Stored data:
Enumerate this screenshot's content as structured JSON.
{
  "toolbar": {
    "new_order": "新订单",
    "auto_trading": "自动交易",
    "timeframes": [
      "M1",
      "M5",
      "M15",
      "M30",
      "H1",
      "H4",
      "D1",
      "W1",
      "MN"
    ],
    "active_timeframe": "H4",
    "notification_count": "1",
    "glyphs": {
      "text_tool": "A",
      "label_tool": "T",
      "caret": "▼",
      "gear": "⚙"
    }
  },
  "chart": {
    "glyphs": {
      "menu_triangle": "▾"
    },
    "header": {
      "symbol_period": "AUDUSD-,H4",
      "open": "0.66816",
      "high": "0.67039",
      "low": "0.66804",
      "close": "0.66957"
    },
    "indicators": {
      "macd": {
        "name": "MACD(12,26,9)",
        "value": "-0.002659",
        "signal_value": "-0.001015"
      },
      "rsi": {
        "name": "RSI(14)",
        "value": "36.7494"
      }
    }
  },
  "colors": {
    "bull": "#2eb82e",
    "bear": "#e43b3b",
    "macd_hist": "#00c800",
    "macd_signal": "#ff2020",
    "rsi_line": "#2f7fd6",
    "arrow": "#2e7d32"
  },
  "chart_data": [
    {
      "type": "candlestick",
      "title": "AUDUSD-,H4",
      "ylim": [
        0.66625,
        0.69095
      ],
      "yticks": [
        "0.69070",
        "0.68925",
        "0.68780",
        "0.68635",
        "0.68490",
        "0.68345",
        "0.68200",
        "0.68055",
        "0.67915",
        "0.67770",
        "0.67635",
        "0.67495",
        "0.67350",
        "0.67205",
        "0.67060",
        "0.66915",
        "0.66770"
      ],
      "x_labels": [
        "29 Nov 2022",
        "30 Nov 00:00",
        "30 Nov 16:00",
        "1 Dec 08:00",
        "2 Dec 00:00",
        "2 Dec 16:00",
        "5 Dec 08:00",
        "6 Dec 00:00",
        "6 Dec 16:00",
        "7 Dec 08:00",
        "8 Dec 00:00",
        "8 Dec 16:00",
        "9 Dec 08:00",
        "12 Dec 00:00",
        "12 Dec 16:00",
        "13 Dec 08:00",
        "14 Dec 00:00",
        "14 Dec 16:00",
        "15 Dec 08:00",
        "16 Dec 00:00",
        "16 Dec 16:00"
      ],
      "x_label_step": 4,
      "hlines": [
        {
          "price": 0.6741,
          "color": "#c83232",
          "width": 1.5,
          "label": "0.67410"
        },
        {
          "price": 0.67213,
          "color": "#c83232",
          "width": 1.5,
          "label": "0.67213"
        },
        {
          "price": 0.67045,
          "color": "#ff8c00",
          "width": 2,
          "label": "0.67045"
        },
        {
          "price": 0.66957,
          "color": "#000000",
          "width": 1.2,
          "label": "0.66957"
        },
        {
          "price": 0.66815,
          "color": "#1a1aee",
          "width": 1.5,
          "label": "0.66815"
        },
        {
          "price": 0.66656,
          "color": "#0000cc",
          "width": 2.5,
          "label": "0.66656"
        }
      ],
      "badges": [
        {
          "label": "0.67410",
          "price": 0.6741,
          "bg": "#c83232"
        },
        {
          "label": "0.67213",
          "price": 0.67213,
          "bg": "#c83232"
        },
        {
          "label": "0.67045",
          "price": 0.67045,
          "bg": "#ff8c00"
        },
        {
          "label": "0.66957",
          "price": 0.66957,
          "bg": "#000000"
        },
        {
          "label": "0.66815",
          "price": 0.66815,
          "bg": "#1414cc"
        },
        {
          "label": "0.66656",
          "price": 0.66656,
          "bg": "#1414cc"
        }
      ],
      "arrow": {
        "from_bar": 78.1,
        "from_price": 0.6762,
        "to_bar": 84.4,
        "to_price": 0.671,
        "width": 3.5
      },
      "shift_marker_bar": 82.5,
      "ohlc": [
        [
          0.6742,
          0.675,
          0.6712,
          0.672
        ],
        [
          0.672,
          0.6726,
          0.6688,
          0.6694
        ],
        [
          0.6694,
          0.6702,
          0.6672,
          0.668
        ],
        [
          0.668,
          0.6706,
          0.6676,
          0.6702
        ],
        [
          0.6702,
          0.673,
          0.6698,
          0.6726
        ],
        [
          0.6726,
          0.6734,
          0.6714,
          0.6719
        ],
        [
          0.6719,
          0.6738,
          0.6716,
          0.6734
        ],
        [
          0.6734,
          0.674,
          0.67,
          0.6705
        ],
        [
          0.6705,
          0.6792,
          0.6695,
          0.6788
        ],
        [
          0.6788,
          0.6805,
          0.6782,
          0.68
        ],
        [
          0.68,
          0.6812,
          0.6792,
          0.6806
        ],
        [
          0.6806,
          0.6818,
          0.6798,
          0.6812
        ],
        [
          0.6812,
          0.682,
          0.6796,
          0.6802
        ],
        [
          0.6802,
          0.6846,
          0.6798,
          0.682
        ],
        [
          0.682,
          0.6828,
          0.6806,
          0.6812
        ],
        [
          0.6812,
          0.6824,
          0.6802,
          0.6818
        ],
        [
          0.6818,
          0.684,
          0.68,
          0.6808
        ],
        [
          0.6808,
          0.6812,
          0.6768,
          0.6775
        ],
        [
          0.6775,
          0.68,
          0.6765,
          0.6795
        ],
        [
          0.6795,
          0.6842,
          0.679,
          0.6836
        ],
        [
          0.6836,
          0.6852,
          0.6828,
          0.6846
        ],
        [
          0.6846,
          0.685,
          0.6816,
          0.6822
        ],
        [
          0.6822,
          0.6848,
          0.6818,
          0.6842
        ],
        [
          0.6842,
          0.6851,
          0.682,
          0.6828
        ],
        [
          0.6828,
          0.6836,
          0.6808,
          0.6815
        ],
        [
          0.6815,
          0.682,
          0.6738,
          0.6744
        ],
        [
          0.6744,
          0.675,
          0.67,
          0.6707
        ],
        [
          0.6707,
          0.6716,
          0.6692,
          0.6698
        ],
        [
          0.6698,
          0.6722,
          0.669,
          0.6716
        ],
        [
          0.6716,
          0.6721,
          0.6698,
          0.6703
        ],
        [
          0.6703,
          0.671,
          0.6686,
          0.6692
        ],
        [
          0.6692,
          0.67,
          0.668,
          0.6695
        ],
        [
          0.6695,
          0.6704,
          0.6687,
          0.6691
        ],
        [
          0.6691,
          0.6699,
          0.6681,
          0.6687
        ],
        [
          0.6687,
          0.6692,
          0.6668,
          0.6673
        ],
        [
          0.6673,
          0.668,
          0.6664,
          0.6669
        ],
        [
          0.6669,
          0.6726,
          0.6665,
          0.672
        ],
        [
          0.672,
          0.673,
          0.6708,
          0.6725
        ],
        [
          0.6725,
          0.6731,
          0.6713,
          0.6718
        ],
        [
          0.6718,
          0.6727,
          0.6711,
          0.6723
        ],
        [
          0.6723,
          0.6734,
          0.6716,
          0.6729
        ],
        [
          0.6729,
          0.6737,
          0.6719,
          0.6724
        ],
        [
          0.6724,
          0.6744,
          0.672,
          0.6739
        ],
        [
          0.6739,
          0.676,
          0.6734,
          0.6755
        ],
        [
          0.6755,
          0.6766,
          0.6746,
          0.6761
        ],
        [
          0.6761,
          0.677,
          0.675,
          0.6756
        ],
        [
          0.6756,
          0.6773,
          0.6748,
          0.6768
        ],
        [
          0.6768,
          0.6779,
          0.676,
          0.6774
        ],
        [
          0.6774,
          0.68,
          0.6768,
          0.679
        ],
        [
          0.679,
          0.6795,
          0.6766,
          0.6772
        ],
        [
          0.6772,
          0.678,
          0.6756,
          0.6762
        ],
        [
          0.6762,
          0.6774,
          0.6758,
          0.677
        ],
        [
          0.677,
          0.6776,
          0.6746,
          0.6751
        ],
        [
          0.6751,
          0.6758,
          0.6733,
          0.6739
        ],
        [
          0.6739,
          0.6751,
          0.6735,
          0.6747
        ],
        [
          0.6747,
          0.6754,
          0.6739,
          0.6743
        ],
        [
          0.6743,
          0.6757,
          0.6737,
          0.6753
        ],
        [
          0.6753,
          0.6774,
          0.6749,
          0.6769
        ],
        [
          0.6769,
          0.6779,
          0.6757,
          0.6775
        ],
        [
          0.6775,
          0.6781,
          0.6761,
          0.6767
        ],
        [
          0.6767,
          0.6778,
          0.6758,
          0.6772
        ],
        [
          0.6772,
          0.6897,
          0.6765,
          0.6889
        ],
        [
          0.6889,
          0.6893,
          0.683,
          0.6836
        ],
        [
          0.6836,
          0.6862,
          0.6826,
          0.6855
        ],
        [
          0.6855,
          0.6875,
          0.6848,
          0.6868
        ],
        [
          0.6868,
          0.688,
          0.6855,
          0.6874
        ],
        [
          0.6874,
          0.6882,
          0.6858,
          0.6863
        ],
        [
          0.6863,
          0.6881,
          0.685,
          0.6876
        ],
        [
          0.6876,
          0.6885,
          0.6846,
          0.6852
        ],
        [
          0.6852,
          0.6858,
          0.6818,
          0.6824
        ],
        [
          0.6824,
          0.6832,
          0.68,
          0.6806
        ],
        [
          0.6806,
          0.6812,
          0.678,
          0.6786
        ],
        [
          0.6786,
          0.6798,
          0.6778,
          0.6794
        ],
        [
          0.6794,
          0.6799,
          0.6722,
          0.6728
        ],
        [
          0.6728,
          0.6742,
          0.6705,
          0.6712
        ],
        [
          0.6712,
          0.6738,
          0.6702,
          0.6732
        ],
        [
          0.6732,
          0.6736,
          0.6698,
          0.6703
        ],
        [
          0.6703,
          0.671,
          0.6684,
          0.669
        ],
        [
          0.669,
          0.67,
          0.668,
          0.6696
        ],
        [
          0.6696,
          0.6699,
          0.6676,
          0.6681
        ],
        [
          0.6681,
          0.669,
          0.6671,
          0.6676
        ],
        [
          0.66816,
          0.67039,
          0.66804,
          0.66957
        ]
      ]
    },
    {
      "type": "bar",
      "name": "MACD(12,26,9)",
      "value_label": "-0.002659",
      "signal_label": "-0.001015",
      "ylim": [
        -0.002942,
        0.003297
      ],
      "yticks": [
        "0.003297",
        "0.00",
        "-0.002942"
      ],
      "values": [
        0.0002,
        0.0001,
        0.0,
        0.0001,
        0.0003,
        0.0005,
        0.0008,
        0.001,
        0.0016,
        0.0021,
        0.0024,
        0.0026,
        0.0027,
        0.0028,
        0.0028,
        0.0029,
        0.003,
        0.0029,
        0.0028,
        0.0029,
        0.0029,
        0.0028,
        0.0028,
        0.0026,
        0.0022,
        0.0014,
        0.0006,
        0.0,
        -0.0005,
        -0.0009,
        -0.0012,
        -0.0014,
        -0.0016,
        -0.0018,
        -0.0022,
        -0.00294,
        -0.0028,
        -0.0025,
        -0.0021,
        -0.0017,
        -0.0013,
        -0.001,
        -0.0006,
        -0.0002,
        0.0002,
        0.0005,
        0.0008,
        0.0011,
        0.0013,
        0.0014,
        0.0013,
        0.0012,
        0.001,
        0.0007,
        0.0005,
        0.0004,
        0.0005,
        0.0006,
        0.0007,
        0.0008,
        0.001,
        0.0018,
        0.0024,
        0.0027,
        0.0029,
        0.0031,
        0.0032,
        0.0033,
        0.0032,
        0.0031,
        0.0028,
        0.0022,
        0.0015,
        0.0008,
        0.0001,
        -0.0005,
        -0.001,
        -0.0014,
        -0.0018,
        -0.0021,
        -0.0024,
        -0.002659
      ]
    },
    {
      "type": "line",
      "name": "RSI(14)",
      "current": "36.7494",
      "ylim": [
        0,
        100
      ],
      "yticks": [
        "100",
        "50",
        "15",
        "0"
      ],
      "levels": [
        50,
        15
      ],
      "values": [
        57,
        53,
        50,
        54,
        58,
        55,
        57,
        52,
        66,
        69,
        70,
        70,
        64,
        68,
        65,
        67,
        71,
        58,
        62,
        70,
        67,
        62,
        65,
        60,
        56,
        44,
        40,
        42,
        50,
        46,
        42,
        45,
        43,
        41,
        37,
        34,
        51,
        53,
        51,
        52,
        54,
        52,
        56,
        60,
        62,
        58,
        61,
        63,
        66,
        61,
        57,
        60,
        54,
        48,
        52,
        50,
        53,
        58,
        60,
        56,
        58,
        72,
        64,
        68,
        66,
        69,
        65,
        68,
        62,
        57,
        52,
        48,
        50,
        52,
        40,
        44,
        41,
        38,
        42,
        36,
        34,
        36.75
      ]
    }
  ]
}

TASK REQUIREMENTS
Copy every line of the records above that contains "type".

WRITTEN ANSWER
      "type": "candlestick",
      "type": "bar",
      "type": "line",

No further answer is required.